» EXERCISE AIM: Output exactly, please, the lines of the records below from the one containing "What does this" through the final line.

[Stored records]
═══

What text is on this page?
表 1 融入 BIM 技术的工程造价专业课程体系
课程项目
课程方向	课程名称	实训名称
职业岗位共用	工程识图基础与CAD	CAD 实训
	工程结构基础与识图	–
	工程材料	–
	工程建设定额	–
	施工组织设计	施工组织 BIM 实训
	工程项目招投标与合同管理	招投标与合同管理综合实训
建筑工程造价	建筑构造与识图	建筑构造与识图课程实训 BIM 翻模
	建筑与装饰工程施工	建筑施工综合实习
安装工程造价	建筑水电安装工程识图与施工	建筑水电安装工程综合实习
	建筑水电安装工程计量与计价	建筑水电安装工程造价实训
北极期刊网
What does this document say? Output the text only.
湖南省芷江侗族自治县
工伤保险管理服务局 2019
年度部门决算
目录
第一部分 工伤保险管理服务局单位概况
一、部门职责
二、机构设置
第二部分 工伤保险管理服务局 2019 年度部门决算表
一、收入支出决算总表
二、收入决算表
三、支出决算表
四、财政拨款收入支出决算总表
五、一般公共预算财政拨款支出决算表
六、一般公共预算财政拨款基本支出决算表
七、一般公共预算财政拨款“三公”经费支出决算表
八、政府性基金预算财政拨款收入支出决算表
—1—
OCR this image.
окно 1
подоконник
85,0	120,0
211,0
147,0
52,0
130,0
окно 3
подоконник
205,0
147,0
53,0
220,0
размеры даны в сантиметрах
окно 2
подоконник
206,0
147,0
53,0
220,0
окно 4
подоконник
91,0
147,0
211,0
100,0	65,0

═══

» RESULT FOR THIS TASK:
What does this document say? Output the text only.
湖南省芷江侗族自治县
工伤保险管理服务局 2019
年度部门决算
目录
第一部分 工伤保险管理服务局单位概况
一、部门职责
二、机构设置
第二部分 工伤保险管理服务局 2019 年度部门决算表
一、收入支出决算总表
二、收入决算表
三、支出决算表
四、财政拨款收入支出决算总表
五、一般公共预算财政拨款支出决算表
六、一般公共预算财政拨款基本支出决算表
七、一般公共预算财政拨款“三公”经费支出决算表
八、政府性基金预算财政拨款收入支出决算表
—1—
OCR this image.
окно 1
подоконник
85,0	120,0
211,0
147,0
52,0
130,0
окно 3
подоконник
205,0
147,0
53,0
220,0
размеры даны в сантиметрах
окно 2
подоконник
206,0
147,0
53,0
220,0
окно 4
подоконник
91,0
147,0
211,0
100,0	65,0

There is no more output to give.